------ 提示された抜粋
アジア系企業への救済措置不十分
コロナ禍導入のPPP融資で地域差
ニューヨーク市内のアジア系企業が、新型コロナウイルスの感染拡大を踏まえた連邦政府の救済措置を十分に受けられていない実態が、アジア系米国人連合会の新たな報告書で明らかになった。NY1が23日、伝えた。
報告書で引用されたデータによれば、パンデミック後に政府が導入した「PPP融資」を巡り、アジア系住民が多いクイーンズ区フラッシングと、街の高級化が急速に進むブルックリン区グリーンポイントを比較したところ、提供を受けた企業の割合はグリーンポイントが2倍以上の差を付けていた。
PPP融資は、コロナ禍で経済的な影響を受けた中小企業向けの財政支援策。コロナ前、アジア系企業は主に外食産業や洗濯サービス、小売業、衣料品製造業などの分野で、急成長を遂げていた。オーナーがスタッフを雇用しないアジア人経営の非雇用型ビジネスは、2012~2017年で31%増えており、他の人種が展開するビジネスよりも上回っていた。
------------
------ データ一覧
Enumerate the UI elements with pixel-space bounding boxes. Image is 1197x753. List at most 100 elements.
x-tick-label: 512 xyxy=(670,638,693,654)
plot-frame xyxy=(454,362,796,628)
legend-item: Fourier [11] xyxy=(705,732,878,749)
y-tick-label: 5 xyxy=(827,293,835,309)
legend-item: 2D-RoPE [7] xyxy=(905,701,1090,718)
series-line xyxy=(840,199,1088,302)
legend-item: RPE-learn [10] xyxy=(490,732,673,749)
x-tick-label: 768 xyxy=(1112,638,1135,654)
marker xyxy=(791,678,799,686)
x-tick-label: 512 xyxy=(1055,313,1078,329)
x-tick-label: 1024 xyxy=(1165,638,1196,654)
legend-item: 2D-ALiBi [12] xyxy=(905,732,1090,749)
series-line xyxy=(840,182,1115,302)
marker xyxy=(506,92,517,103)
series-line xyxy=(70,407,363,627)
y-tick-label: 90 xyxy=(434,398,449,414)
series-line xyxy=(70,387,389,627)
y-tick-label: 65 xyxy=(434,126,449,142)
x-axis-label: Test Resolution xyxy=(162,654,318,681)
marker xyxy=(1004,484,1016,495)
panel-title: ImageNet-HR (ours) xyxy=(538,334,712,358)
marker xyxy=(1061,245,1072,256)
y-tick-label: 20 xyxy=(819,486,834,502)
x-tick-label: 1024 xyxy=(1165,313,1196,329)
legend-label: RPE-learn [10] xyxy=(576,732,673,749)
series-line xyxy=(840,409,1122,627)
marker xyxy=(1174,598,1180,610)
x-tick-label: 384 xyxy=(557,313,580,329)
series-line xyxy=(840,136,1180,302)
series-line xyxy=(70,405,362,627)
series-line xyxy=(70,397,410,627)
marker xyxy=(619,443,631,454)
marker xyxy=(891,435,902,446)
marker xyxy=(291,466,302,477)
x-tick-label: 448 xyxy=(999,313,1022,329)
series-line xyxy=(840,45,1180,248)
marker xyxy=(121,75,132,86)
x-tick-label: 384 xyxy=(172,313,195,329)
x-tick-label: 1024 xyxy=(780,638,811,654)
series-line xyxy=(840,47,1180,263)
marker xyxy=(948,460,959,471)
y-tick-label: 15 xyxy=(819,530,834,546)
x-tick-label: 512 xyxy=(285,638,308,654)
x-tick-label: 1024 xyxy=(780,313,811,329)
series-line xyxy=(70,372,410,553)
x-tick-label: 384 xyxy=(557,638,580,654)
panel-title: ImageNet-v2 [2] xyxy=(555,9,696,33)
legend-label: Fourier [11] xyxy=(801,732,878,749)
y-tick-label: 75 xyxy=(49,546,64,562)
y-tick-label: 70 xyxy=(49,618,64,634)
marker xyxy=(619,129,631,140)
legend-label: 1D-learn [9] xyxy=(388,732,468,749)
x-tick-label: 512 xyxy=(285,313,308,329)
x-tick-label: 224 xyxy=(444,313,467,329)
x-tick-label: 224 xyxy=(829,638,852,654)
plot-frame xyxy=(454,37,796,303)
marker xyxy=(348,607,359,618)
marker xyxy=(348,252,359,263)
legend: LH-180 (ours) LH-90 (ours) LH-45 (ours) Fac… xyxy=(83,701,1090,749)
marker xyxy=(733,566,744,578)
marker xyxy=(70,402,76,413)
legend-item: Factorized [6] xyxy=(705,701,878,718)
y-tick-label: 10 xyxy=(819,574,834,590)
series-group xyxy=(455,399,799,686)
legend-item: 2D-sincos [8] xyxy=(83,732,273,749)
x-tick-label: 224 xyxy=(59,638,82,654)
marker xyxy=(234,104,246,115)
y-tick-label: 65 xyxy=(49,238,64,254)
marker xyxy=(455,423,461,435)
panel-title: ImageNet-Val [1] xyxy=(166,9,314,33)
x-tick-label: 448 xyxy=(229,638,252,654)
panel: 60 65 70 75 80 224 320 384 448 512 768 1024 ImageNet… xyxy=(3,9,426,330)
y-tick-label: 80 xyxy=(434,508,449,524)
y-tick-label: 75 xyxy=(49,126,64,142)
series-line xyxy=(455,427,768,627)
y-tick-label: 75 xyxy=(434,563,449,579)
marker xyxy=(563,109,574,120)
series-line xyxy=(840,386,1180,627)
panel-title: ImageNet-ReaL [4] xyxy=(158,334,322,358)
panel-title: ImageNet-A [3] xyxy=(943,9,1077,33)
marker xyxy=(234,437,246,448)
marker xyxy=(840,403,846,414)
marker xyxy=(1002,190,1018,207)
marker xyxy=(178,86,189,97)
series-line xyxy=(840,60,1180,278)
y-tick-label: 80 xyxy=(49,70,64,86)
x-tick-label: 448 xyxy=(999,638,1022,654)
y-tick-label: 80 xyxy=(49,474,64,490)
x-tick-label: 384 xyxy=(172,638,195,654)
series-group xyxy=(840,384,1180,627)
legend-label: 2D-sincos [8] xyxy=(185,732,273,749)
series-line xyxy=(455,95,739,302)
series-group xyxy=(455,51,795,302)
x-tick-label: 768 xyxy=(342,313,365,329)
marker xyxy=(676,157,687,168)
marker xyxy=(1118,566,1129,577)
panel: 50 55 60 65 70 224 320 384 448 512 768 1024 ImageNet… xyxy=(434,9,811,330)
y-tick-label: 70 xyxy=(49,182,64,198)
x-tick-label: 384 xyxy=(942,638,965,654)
------------
アジア系企業への救済措置を扱った記事の続きを、最後の文の直後から書いてもらえますか？

研究者は、地域ごとの貧富の差に加え、多くのアジア系企業が金融機関と長年の付き合いがないことが背景にあると分析している。アジア系米国人連合会の関係者は「銀行と良好な取引関係を築いていれば、ローンを申し込むのも簡単だ」と強調。アジア系企業の支援に向けた政策提言として、中国語や韓国語以外の言語での資料提供などを掲げた。